Text
______________________________

Bindless Textures

ogl

This is part of a tutorial series teaching advanced modern OpenGL. To use all features to their fullest you will need to target OpenGL 4.6. These articles assume you have familiarity with OpenGL.

In this tutorial we will be looking at a method for eliminating the need to bind a texture to a uniform texture unit. If you haven’t already make sure to check out the Shader Storage Buffer Objects (SSBOs) and Programmable Vertex Pulling tutorials since we will use both of these here.

What Are Bindless Textures?

OpenGL 4.5 only requires a minimum of 16 texture units to be available to a shader for use, though many drivers support 32 or more. This is a very difficult limit to deal with if we are trying to do something like merge many different draw calls with different material textures, or access many shadow maps in a deferred lighting stage. There were two main ways to get around this in the past:

Use array textures to combine multiple textures of the same dimensions
Use texture atlases to allow one large texture to represent many smaller textures

Bindless textures are a 3rd alternative to this. Instead of explicitly binding a texture to a texture unit, bindless textures allow us to manually mark the texture as resident on the GPU and then pass its handle to a shader using a uniform buffer or shader storage buffer.

______________________________

Set tasks
(1) Rewrite the paragraph of the bindless textures tutorial that begins "Bindless textures are a 3rd alternative" as a short bulleted list that keeps its main facts.
(2) Echo word for word the part of the bindless textures tutorial starting with "Bindless textures are" and going on through "shader storage buffer.".
(3) Carry on the bindless textures tutorial from the point where it stops.
These items have no connection to the bindless textures tutorial.

[Part of a data file]
______________________________

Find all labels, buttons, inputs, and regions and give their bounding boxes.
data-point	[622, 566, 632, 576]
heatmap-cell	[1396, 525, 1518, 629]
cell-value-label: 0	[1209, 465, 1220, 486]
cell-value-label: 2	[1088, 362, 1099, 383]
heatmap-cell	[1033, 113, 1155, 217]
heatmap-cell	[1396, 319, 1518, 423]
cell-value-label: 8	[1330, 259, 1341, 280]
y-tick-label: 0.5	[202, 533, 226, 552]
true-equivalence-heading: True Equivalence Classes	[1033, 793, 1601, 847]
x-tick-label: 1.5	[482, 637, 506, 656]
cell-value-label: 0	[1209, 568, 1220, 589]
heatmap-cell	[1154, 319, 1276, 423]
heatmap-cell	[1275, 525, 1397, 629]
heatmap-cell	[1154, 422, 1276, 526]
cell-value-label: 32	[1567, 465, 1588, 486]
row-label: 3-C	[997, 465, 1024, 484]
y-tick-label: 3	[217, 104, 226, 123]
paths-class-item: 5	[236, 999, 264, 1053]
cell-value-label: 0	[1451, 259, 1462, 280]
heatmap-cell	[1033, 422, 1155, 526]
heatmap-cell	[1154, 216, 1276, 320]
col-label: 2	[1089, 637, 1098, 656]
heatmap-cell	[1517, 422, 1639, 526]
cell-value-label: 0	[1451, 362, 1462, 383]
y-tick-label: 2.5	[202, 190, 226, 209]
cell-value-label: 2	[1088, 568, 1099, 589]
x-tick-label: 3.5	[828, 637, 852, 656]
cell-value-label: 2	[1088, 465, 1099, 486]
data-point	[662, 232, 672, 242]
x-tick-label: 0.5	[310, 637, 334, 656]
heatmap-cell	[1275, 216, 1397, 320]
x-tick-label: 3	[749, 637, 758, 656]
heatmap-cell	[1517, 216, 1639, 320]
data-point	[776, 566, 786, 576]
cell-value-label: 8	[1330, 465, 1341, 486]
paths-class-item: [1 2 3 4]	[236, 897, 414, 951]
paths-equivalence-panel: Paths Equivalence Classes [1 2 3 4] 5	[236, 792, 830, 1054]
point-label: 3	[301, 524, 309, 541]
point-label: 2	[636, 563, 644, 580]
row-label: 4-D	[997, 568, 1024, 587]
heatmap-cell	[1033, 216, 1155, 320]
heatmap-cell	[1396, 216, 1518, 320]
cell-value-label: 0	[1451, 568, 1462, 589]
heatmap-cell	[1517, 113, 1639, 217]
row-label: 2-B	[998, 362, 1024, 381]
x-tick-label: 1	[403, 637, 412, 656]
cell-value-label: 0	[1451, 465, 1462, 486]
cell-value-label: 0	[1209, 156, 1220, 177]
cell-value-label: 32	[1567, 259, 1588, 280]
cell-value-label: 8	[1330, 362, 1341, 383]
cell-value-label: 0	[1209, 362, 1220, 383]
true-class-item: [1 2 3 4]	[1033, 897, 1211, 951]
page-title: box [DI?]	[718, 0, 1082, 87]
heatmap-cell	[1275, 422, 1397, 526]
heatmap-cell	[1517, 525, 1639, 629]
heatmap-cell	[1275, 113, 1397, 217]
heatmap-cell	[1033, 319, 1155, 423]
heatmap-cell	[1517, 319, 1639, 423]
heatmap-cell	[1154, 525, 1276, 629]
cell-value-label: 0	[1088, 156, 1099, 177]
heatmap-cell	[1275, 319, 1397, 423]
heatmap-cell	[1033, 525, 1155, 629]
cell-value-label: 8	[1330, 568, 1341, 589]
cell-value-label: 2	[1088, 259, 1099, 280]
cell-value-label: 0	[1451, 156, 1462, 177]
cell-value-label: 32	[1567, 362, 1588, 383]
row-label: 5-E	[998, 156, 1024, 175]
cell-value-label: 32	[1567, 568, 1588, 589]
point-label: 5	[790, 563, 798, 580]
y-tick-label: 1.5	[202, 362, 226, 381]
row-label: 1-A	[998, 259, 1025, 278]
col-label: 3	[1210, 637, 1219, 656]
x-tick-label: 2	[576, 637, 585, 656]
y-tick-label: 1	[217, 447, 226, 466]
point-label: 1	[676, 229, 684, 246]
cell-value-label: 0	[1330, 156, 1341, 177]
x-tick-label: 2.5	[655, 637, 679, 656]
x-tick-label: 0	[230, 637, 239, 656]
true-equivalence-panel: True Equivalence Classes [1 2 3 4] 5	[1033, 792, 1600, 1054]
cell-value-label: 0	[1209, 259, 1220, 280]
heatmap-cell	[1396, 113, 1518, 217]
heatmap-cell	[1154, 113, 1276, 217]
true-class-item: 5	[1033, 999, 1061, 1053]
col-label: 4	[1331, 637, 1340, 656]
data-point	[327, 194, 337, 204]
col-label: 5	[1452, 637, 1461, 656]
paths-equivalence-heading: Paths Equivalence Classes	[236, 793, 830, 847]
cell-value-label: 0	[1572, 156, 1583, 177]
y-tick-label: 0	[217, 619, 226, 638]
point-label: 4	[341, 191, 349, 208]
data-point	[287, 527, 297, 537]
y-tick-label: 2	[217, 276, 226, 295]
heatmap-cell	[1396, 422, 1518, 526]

______________________________

Response list
(1)
- Bindless textures are a third way around the texture unit limit.
- They remove the need to explicitly bind a texture to a texture unit.
- The texture is manually marked as resident on the GPU.
- Its handle is passed to a shader through a uniform buffer or shader storage buffer.

(2)
Bindless textures are a 3rd alternative to this. Instead of explicitly binding a texture to a texture unit, bindless textures allow us to manually mark the texture as resident on the GPU and then pass its handle to a shader using a uniform buffer or shader storage buffer.

(3)
There is also a possible performance gain with this approach. If your renderer is currently spending a lot of time binding and unbinding textures between different draw calls, a bindless approach can reduce a lot of driver overhead. This is because your application can now figure out which textures are needed at the beginning of the frame, mark them all as resident at the sae time and then use those textures for any number of draw calls for the remainder of the frame.

Downsides Of Bindless Textures

There are two main downsides of bindless textures:

1) Renderdoc does not support them at the time of writing so you will need to use a graphics debugger that does such as Nvidia NSight

2) Bindless textures never made it into the core of OpenGL so it is still an extension even with 4.6. Nvidia and AMD both have a lot of hardware that is fully supportive of it, but outside of those two you will need to double check if the vendor supports it.

A Look At The API

For this tutorial we will be focused on 3 main API functions which we will go through now.

Retrieving Texture Handles

GLuint64 glGetTextureHandleARB(GLuint texture);

The purpose of this function is to take a valid texture and return a 64-bit handle that represents that texture. This handle can be inserted directly into uniform buffers or shader storage buffers.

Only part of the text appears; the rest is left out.